## Start PROVIDED RECORDS

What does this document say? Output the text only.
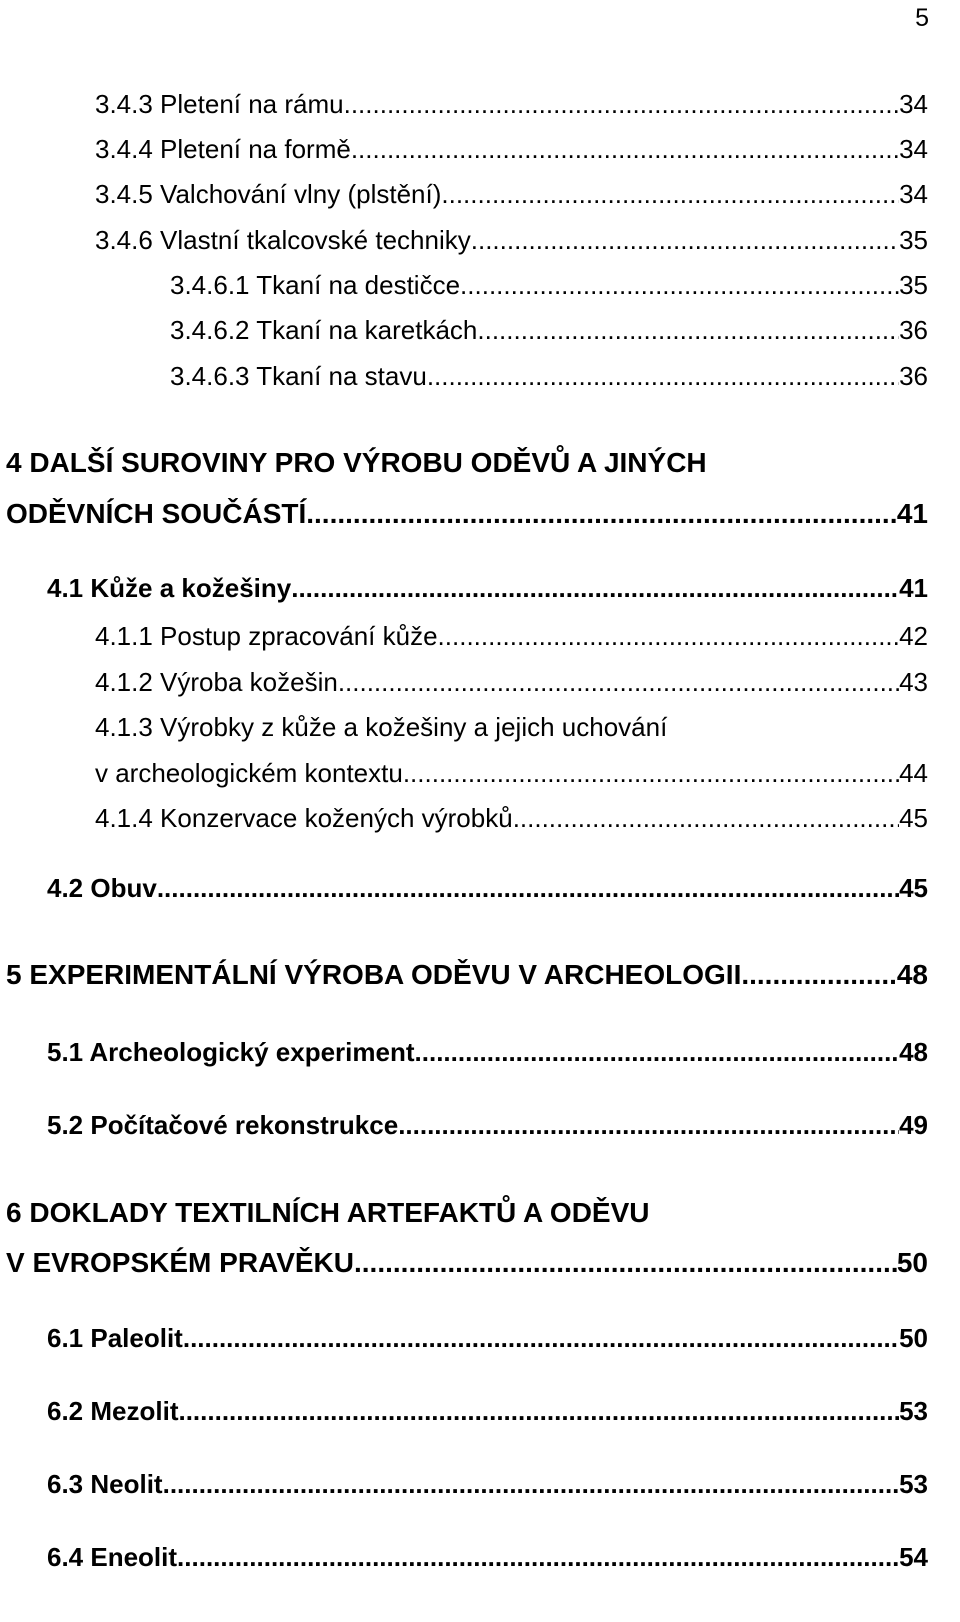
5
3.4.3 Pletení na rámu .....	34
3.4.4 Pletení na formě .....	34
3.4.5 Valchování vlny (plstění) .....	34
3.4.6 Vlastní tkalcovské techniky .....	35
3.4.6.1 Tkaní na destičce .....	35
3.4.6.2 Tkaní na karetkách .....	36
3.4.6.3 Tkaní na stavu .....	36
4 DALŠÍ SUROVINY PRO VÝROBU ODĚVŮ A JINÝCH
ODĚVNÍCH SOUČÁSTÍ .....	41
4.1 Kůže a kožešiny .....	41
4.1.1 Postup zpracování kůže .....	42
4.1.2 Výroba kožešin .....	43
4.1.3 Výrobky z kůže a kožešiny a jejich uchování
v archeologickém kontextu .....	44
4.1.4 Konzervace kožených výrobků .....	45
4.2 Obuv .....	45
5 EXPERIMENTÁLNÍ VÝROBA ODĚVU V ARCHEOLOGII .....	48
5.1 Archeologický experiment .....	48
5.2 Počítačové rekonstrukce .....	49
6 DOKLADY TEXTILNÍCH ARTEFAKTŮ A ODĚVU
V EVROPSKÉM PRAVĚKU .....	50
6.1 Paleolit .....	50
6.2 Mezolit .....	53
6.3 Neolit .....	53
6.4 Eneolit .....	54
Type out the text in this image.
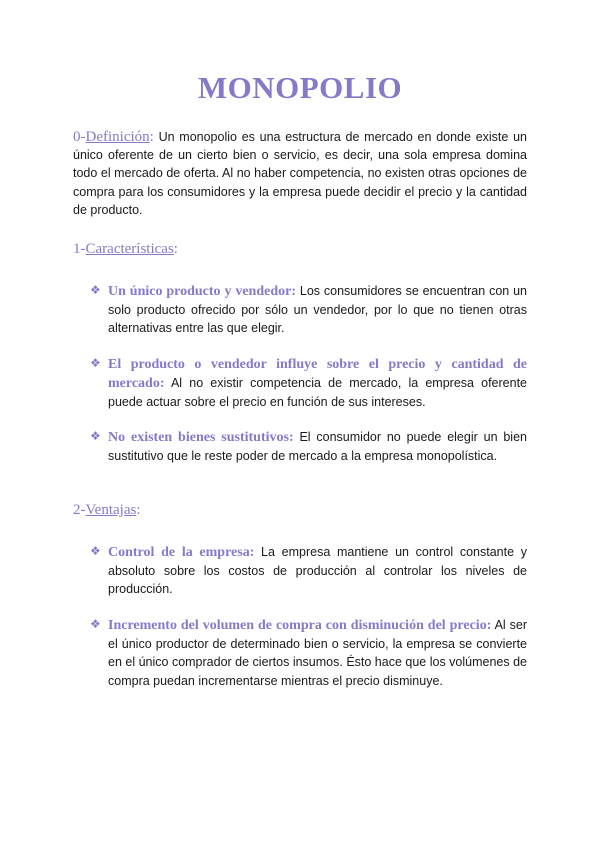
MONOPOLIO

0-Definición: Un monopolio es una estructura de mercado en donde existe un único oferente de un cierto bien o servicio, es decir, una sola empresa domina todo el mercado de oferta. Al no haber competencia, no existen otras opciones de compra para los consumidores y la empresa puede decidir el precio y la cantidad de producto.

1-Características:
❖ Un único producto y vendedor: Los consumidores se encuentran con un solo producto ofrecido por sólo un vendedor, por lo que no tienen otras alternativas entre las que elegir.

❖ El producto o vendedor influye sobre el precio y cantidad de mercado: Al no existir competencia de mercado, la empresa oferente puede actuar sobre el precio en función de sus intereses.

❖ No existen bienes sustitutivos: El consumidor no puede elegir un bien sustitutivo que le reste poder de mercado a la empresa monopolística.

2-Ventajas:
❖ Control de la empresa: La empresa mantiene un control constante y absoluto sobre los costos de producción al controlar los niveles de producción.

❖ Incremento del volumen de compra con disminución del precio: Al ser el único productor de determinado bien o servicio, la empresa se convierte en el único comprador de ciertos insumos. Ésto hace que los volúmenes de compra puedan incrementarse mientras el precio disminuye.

## End PROVIDED RECORDS
## Start PROVIDED RECORDS

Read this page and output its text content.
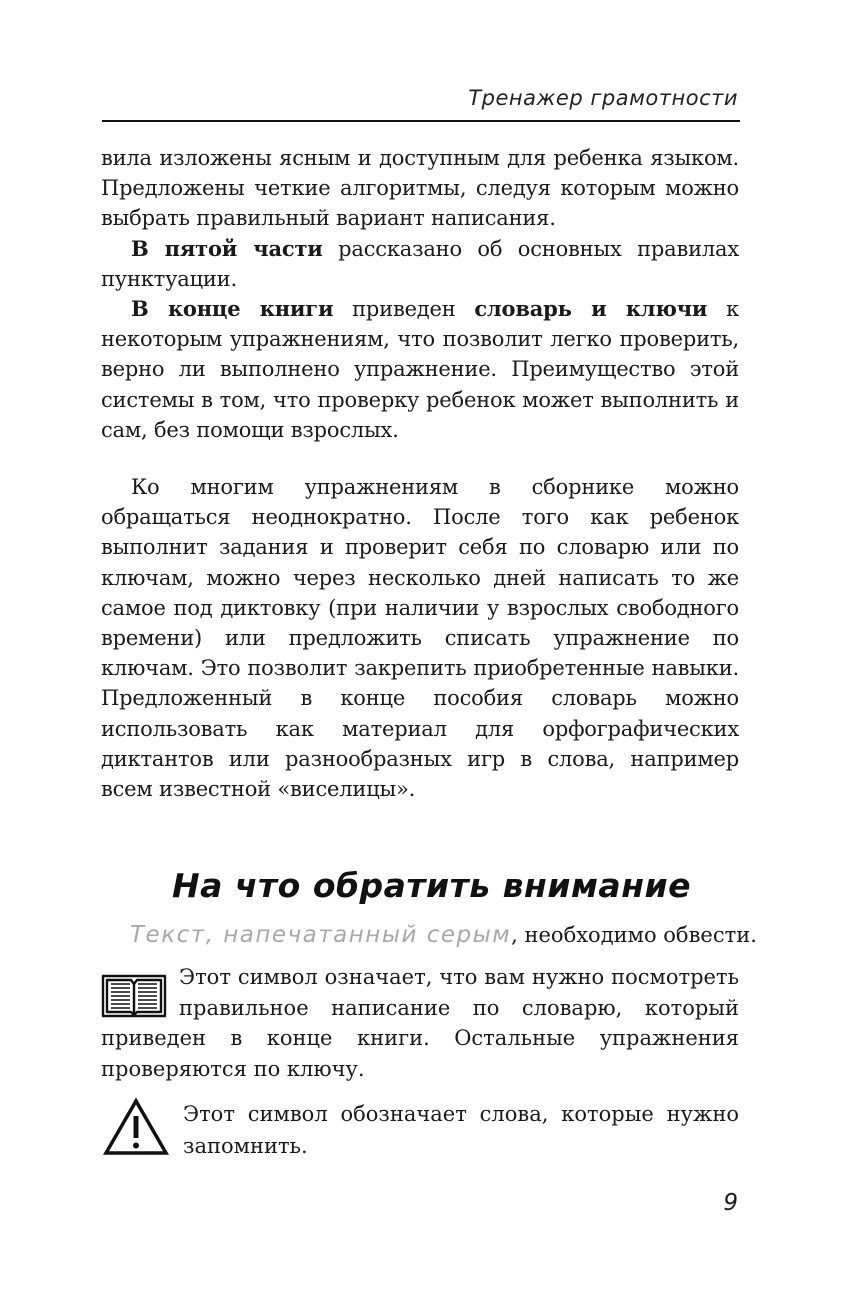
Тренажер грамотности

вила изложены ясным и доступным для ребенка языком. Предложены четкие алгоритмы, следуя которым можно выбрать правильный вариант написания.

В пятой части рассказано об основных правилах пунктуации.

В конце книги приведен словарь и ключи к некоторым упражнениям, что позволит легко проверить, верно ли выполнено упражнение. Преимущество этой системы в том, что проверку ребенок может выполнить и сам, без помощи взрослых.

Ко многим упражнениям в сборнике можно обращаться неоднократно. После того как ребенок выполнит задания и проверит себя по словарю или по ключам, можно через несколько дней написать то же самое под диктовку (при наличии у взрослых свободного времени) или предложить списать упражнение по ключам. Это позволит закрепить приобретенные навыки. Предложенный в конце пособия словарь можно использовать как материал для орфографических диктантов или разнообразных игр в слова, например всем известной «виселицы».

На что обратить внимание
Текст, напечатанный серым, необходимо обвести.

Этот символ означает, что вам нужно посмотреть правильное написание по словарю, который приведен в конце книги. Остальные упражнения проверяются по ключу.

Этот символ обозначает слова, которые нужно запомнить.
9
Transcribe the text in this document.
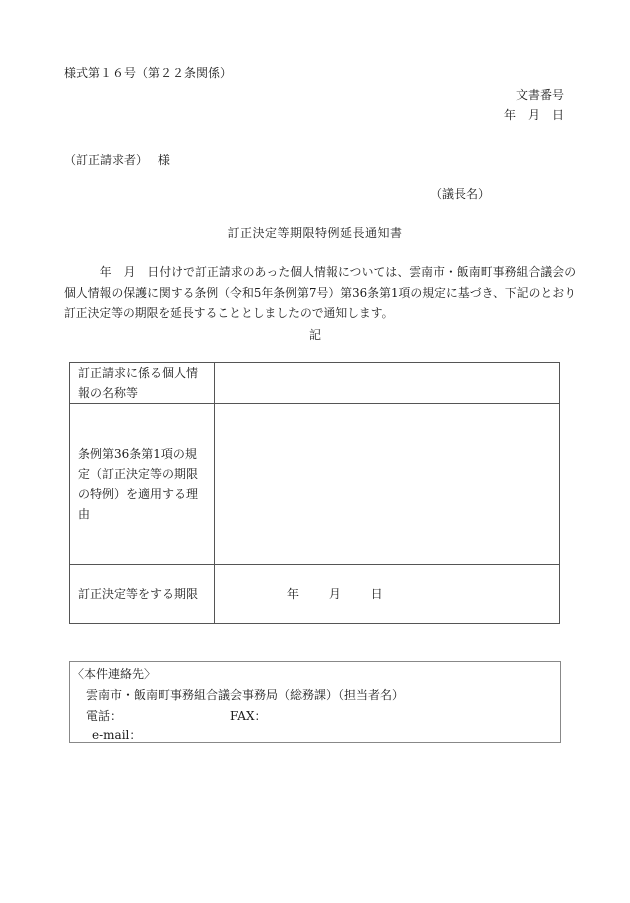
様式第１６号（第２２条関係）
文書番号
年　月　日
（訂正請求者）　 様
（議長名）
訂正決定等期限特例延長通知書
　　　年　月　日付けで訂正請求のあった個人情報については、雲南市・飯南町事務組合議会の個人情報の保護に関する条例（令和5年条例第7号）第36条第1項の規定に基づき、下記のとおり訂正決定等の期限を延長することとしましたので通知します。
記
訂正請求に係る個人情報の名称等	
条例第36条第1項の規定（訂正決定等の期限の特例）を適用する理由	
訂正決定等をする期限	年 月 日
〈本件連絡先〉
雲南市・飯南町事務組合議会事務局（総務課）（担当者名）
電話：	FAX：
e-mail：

## End PROVIDED RECORDS
## Start PROVIDED RECORDS

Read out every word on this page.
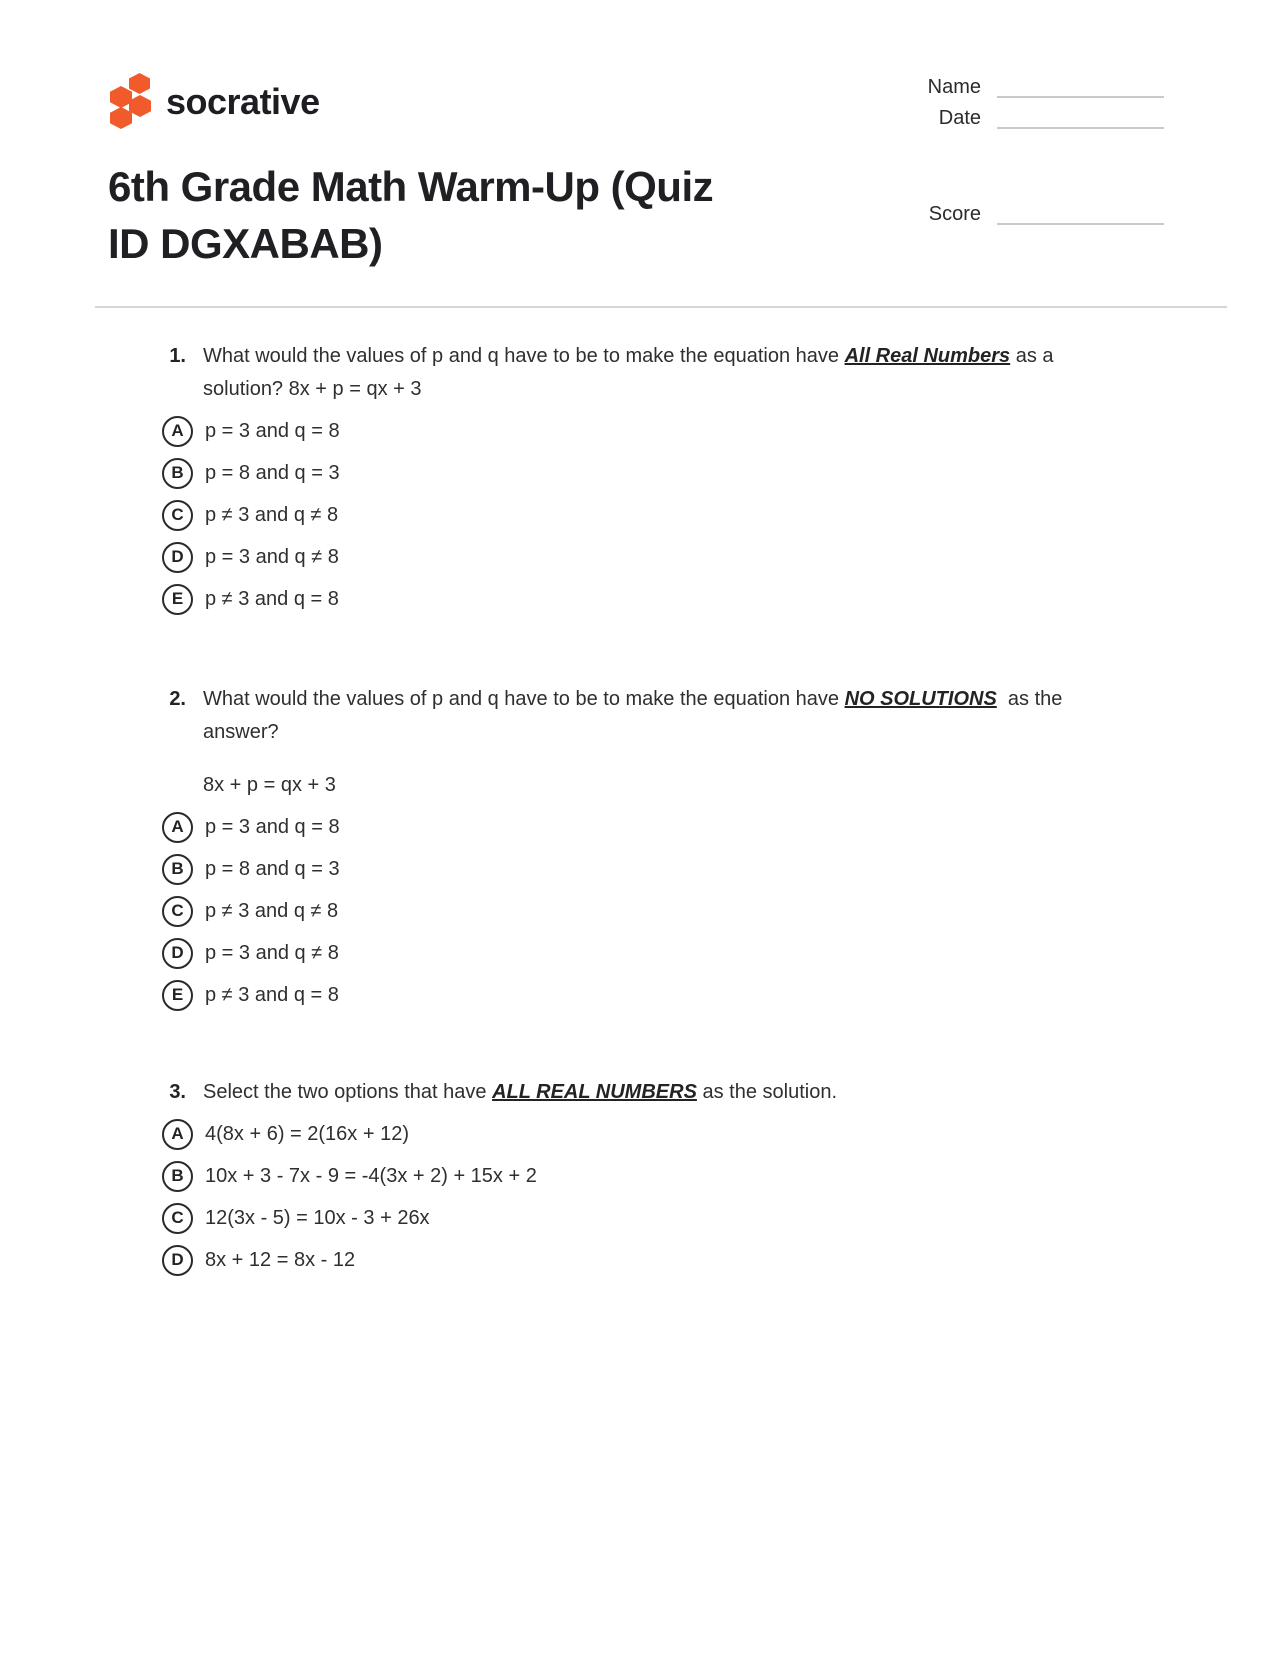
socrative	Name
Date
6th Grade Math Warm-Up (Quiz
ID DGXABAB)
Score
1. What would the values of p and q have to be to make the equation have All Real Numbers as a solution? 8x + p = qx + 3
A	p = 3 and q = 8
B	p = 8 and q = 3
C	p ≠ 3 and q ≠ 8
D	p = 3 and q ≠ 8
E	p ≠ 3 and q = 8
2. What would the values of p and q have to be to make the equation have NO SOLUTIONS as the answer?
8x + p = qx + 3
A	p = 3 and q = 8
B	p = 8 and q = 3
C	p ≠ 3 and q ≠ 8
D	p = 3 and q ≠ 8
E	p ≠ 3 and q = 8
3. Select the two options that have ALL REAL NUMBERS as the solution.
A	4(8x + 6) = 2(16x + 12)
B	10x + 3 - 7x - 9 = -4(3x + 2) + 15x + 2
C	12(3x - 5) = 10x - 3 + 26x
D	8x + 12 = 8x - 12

## End PROVIDED RECORDS

- **THE PROBLEM**:
Search the listing for the word "document" and return each line that holds it.

- **FULL OUTPUT**:
What does this document say? Output the text only.
Transcribe the text in this document.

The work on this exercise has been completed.